((
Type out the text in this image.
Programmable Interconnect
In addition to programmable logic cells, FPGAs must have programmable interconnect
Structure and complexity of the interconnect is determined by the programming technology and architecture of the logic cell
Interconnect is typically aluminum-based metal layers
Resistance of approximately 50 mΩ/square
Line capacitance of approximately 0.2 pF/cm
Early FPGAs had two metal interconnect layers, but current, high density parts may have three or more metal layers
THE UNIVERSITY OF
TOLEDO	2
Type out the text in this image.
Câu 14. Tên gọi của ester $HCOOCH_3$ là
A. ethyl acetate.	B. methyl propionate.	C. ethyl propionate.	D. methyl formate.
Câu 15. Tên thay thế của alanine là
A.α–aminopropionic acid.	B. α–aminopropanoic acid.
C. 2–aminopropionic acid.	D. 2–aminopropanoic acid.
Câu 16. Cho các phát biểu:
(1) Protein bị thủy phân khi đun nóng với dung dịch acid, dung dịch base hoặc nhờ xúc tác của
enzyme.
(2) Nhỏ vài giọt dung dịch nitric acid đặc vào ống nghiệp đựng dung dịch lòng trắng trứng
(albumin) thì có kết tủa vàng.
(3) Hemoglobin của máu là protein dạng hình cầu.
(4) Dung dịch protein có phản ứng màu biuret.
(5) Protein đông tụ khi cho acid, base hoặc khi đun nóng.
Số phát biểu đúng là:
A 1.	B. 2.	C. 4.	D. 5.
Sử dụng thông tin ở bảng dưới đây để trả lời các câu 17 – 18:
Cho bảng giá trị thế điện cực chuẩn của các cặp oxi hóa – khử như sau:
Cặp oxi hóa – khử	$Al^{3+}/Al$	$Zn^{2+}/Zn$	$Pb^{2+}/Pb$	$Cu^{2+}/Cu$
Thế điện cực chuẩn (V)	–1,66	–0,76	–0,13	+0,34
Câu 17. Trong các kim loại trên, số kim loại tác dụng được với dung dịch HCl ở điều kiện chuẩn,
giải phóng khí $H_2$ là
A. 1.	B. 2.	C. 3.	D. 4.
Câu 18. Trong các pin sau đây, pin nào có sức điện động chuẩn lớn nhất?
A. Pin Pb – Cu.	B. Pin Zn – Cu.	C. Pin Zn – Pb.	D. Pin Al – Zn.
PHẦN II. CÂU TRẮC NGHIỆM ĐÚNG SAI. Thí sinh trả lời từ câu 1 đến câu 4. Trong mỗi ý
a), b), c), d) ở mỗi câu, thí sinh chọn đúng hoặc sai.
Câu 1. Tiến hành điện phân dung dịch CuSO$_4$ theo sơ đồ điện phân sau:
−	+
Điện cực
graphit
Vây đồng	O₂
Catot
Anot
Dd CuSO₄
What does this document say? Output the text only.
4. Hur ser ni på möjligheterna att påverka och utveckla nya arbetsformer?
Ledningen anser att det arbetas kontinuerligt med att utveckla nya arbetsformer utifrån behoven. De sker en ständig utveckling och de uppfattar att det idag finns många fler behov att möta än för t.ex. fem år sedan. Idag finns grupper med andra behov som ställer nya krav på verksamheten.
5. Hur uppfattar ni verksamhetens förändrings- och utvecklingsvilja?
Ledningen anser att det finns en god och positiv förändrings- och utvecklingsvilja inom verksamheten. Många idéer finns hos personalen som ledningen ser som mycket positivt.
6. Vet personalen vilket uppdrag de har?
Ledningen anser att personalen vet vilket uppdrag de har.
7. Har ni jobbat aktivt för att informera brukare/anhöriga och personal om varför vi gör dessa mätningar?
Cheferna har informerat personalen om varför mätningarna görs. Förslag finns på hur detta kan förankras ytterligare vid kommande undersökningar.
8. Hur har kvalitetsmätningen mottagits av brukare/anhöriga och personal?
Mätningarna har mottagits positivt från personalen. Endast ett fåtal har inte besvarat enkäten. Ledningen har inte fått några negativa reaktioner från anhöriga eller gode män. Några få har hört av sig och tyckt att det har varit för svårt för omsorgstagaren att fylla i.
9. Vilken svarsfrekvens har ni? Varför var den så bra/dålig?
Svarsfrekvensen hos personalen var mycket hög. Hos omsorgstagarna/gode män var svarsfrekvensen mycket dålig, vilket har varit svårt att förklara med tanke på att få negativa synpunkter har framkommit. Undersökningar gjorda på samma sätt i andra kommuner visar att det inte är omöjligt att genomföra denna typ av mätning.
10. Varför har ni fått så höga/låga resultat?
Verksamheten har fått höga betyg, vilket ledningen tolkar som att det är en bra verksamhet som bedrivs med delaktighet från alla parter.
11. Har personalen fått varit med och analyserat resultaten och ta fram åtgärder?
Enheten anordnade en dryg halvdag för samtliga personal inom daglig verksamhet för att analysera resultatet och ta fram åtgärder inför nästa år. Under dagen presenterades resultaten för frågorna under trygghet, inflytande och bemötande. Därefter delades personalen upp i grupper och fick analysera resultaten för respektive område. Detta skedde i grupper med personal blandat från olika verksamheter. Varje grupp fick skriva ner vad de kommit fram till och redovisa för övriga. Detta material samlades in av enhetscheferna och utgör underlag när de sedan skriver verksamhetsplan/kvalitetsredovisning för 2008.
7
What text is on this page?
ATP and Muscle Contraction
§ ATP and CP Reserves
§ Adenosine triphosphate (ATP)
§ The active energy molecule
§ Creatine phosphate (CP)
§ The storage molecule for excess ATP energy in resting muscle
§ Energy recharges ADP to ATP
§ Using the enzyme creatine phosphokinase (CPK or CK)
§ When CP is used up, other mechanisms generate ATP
))
Problem to solve: Each line of the data must be retyped exactly as written.

Response:
Type out the text in this image.
Programmable Interconnect
In addition to programmable logic cells, FPGAs must have programmable interconnect
Structure and complexity of the interconnect is determined by the programming technology and architecture of the logic cell
Interconnect is typically aluminum-based metal layers
Resistance of approximately 50 mΩ/square
Line capacitance of approximately 0.2 pF/cm
Early FPGAs had two metal interconnect layers, but current, high density parts may have three or more metal layers
THE UNIVERSITY OF
TOLEDO	2
Type out the text in this image.
Câu 14. Tên gọi của ester $HCOOCH_3$ là
A. ethyl acetate.	B. methyl propionate.	C. ethyl propionate.	D. methyl formate.
Câu 15. Tên thay thế của alanine là
A.α–aminopropionic acid.	B. α–aminopropanoic acid.
C. 2–aminopropionic acid.	D. 2–aminopropanoic acid.
Câu 16. Cho các phát biểu:
(1) Protein bị thủy phân khi đun nóng với dung dịch acid, dung dịch base hoặc nhờ xúc tác của
enzyme.
(2) Nhỏ vài giọt dung dịch nitric acid đặc vào ống nghiệp đựng dung dịch lòng trắng trứng
(albumin) thì có kết tủa vàng.
(3) Hemoglobin của máu là protein dạng hình cầu.
(4) Dung dịch protein có phản ứng màu biuret.
(5) Protein đông tụ khi cho acid, base hoặc khi đun nóng.
Số phát biểu đúng là:
A 1.	B. 2.	C. 4.	D. 5.
Sử dụng thông tin ở bảng dưới đây để trả lời các câu 17 – 18:
Cho bảng giá trị thế điện cực chuẩn của các cặp oxi hóa – khử như sau:
Cặp oxi hóa – khử	$Al^{3+}/Al$	$Zn^{2+}/Zn$	$Pb^{2+}/Pb$	$Cu^{2+}/Cu$
Thế điện cực chuẩn (V)	–1,66	–0,76	–0,13	+0,34
Câu 17. Trong các kim loại trên, số kim loại tác dụng được với dung dịch HCl ở điều kiện chuẩn,
giải phóng khí $H_2$ là
A. 1.	B. 2.	C. 3.	D. 4.
Câu 18. Trong các pin sau đây, pin nào có sức điện động chuẩn lớn nhất?
A. Pin Pb – Cu.	B. Pin Zn – Cu.	C. Pin Zn – Pb.	D. Pin Al – Zn.
PHẦN II. CÂU TRẮC NGHIỆM ĐÚNG SAI. Thí sinh trả lời từ câu 1 đến câu 4. Trong mỗi ý
a), b), c), d) ở mỗi câu, thí sinh chọn đúng hoặc sai.
Câu 1. Tiến hành điện phân dung dịch CuSO$_4$ theo sơ đồ điện phân sau:
−	+
Điện cực
graphit
Vây đồng	O₂
Catot
Anot
Dd CuSO₄
What does this document say? Output the text only.
4. Hur ser ni på möjligheterna att påverka och utveckla nya arbetsformer?
Ledningen anser att det arbetas kontinuerligt med att utveckla nya arbetsformer utifrån behoven. De sker en ständig utveckling och de uppfattar att det idag finns många fler behov att möta än för t.ex. fem år sedan. Idag finns grupper med andra behov som ställer nya krav på verksamheten.
5. Hur uppfattar ni verksamhetens förändrings- och utvecklingsvilja?
Ledningen anser att det finns en god och positiv förändrings- och utvecklingsvilja inom verksamheten. Många idéer finns hos personalen som ledningen ser som mycket positivt.
6. Vet personalen vilket uppdrag de har?
Ledningen anser att personalen vet vilket uppdrag de har.
7. Har ni jobbat aktivt för att informera brukare/anhöriga och personal om varför vi gör dessa mätningar?
Cheferna har informerat personalen om varför mätningarna görs. Förslag finns på hur detta kan förankras ytterligare vid kommande undersökningar.
8. Hur har kvalitetsmätningen mottagits av brukare/anhöriga och personal?
Mätningarna har mottagits positivt från personalen. Endast ett fåtal har inte besvarat enkäten. Ledningen har inte fått några negativa reaktioner från anhöriga eller gode män. Några få har hört av sig och tyckt att det har varit för svårt för omsorgstagaren att fylla i.
9. Vilken svarsfrekvens har ni? Varför var den så bra/dålig?
Svarsfrekvensen hos personalen var mycket hög. Hos omsorgstagarna/gode män var svarsfrekvensen mycket dålig, vilket har varit svårt att förklara med tanke på att få negativa synpunkter har framkommit. Undersökningar gjorda på samma sätt i andra kommuner visar att det inte är omöjligt att genomföra denna typ av mätning.
10. Varför har ni fått så höga/låga resultat?
Verksamheten har fått höga betyg, vilket ledningen tolkar som att det är en bra verksamhet som bedrivs med delaktighet från alla parter.
11. Har personalen fått varit med och analyserat resultaten och ta fram åtgärder?
Enheten anordnade en dryg halvdag för samtliga personal inom daglig verksamhet för att analysera resultatet och ta fram åtgärder inför nästa år. Under dagen presenterades resultaten för frågorna under trygghet, inflytande och bemötande. Därefter delades personalen upp i grupper och fick analysera resultaten för respektive område. Detta skedde i grupper med personal blandat från olika verksamheter. Varje grupp fick skriva ner vad de kommit fram till och redovisa för övriga. Detta material samlades in av enhetscheferna och utgör underlag när de sedan skriver verksamhetsplan/kvalitetsredovisning för 2008.
7
What text is on this page?
ATP and Muscle Contraction
§ ATP and CP Reserves
§ Adenosine triphosphate (ATP)
§ The active energy molecule
§ Creatine phosphate (CP)
§ The storage molecule for excess ATP energy in resting muscle
§ Energy recharges ADP to ATP
§ Using the enzyme creatine phosphokinase (CPK or CK)
§ When CP is used up, other mechanisms generate ATP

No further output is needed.